What you have to do: Identify the lines that contain the string "воспитание", then copy each of them.

Data section:
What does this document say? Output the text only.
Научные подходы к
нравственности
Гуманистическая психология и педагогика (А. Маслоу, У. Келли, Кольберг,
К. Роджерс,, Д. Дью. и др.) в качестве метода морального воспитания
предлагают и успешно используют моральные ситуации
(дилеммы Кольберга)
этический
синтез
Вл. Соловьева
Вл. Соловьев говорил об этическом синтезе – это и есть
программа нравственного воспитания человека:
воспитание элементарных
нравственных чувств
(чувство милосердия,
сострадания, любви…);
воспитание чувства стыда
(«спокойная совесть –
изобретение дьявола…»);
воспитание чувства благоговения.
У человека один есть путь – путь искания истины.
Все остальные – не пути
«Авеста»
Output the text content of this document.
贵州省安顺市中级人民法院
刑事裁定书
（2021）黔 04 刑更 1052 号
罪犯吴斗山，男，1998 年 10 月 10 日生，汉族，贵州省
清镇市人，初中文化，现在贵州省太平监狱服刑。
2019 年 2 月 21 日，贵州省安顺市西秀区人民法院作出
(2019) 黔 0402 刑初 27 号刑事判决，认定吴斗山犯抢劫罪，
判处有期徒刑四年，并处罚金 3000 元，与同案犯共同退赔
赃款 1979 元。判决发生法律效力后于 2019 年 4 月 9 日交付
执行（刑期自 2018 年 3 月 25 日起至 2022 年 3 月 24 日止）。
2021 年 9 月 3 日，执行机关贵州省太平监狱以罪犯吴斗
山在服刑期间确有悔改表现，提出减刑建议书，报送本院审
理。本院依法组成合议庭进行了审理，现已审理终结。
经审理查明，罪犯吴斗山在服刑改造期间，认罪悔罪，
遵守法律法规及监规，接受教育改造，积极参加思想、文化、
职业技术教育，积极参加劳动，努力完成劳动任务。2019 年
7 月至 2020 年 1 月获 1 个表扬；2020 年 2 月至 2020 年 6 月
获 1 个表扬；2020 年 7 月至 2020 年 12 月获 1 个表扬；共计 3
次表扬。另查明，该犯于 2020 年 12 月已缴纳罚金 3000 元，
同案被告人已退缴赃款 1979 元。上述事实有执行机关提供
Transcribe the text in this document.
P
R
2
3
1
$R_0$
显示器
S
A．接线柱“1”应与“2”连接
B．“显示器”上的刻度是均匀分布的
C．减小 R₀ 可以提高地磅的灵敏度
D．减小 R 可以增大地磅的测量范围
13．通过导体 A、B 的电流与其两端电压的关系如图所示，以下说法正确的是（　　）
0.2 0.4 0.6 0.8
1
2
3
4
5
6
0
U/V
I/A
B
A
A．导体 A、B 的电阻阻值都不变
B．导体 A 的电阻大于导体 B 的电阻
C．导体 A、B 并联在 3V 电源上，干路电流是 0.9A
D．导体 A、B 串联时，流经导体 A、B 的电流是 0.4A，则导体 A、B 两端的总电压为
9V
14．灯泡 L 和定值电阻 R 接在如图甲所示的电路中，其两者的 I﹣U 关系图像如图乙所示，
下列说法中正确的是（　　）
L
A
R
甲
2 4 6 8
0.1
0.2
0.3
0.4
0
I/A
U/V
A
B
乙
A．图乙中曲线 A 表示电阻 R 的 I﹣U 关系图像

Worked answer:
воспитание элементарных
воспитание чувства стыда
воспитание чувства благоговения.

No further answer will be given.